## Aim of the exercise
Lift every line from the entries that includes the word "Price".

## Data shown
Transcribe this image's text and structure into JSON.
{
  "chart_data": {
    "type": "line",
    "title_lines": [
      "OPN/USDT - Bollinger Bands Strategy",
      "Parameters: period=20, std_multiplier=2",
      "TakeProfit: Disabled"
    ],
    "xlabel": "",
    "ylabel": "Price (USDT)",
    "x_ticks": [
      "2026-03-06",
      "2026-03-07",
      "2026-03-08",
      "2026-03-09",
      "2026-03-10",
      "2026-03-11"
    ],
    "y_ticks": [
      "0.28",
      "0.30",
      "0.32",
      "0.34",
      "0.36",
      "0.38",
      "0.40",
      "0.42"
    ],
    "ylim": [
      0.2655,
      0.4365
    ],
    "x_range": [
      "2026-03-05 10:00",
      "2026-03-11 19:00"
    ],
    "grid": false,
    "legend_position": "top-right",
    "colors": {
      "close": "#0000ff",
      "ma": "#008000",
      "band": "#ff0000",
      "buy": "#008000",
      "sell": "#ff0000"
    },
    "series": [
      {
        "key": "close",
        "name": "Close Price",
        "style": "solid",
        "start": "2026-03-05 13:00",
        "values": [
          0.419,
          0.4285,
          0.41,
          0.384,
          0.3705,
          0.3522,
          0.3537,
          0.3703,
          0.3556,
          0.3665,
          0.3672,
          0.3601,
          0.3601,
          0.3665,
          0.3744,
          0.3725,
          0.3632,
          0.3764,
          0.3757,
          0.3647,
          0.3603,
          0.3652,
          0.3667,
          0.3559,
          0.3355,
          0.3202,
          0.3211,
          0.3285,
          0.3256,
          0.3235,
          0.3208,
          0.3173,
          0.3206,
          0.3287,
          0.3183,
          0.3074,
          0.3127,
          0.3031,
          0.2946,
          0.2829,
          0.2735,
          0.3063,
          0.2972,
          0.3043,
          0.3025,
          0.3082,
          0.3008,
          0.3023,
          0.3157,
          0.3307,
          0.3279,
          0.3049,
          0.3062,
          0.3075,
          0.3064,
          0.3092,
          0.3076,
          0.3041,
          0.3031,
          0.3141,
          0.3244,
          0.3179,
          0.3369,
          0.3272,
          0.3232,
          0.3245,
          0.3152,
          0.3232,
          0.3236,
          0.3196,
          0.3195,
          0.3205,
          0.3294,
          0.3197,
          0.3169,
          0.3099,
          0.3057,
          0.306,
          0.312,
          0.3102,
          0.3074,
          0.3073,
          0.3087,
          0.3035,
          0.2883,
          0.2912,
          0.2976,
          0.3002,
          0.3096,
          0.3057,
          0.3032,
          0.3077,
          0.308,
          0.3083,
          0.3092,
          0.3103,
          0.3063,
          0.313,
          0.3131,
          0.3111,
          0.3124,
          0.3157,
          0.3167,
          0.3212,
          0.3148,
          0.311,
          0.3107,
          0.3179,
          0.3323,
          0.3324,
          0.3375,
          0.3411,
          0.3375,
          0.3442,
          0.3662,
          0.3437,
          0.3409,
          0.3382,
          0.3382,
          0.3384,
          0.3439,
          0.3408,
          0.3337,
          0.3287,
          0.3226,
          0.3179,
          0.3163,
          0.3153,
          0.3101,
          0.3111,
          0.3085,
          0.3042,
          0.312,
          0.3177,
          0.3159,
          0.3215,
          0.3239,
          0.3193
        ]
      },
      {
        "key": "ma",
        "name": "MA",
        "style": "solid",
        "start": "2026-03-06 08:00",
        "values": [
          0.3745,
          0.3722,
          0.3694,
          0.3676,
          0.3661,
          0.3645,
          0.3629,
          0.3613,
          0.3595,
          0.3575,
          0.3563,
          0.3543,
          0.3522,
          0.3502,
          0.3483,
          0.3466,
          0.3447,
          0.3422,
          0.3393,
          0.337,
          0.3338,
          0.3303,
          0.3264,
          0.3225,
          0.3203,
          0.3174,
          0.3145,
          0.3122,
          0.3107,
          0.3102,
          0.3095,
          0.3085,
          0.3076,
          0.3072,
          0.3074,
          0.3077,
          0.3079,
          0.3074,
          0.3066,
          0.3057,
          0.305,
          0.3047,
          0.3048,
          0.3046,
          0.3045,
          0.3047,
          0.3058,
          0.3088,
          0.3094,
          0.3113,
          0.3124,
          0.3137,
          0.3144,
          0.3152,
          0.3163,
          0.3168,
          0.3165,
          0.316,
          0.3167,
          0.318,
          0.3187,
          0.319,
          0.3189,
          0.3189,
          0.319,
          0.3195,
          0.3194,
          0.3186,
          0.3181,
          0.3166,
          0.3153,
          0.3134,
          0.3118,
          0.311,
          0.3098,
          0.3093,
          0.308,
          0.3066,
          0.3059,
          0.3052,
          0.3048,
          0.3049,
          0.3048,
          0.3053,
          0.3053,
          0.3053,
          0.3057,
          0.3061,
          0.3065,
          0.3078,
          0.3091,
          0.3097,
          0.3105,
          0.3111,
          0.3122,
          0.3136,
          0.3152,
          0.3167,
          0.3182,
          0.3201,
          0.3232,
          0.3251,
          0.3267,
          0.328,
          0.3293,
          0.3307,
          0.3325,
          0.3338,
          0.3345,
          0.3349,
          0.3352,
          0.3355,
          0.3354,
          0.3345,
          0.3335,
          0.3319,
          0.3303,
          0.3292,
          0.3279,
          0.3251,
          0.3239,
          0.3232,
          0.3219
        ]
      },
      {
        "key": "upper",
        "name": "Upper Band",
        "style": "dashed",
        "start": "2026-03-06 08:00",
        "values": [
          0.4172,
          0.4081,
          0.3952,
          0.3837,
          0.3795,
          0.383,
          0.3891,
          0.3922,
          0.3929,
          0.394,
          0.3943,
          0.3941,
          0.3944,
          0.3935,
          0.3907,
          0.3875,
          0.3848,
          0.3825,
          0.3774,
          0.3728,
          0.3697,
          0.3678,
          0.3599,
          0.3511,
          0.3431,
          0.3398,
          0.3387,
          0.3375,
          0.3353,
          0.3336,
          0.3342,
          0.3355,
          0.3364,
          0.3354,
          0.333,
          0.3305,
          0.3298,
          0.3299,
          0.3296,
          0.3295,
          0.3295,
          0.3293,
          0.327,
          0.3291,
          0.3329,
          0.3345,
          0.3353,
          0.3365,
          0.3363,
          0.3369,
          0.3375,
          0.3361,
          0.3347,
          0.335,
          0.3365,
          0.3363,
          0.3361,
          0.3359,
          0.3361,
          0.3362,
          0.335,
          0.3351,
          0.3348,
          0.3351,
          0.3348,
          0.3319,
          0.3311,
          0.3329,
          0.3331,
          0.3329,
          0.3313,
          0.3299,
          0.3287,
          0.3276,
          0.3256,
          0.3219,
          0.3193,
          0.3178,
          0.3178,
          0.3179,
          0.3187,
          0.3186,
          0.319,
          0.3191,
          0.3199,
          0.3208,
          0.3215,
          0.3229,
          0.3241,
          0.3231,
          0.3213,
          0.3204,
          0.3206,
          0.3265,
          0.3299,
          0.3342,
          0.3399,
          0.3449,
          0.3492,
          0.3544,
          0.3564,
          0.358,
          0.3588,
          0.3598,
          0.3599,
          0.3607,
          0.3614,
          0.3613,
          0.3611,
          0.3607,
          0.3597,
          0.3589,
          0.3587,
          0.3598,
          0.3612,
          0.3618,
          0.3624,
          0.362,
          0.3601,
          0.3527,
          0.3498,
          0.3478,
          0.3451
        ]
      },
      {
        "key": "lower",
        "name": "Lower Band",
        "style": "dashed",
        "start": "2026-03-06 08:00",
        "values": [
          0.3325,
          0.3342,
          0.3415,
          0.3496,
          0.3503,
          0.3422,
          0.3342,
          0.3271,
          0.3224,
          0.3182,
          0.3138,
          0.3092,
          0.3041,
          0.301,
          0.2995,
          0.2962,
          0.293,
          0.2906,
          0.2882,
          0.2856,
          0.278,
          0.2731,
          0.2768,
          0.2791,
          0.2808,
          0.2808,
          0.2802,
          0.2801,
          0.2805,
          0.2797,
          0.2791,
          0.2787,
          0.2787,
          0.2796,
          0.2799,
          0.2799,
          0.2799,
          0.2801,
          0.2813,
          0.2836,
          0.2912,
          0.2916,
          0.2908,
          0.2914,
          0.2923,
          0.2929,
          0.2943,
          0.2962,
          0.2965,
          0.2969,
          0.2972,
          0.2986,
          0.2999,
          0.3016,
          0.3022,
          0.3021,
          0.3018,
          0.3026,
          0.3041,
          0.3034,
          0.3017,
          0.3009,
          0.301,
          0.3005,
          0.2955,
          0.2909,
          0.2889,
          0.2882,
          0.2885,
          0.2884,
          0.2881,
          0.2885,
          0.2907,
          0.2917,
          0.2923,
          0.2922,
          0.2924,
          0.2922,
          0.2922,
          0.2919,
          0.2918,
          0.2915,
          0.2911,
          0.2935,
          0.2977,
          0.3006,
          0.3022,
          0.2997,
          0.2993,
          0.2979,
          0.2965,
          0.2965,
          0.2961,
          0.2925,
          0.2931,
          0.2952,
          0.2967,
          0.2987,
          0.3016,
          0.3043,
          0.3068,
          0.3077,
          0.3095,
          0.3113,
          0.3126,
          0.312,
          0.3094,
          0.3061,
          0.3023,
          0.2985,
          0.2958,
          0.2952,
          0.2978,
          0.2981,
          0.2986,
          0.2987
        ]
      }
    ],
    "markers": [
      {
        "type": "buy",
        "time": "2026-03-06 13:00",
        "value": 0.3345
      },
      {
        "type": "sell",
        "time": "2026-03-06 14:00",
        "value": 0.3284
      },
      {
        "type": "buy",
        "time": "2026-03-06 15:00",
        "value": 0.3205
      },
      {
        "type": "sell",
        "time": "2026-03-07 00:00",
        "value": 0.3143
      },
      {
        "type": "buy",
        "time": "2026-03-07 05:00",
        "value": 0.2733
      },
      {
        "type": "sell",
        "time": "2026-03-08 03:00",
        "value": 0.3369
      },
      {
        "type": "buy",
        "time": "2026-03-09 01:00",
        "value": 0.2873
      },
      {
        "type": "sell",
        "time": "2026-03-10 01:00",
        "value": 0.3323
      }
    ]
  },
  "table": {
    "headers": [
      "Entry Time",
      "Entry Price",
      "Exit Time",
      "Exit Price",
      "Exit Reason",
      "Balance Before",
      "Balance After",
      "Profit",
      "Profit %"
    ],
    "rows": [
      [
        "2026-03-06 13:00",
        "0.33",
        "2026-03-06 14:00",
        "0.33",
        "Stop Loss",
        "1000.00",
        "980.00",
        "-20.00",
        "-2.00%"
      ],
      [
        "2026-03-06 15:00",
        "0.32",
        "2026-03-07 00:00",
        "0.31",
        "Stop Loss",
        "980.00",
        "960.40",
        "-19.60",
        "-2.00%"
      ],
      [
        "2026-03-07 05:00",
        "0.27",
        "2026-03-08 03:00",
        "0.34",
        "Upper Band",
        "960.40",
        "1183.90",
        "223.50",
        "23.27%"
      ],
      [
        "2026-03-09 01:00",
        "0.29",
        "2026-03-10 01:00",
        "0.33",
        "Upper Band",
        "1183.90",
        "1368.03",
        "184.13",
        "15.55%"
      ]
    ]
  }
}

## The solution
    "ylabel": "Price (USDT)",
        "name": "Close Price",
      "Entry Price",
      "Exit Price",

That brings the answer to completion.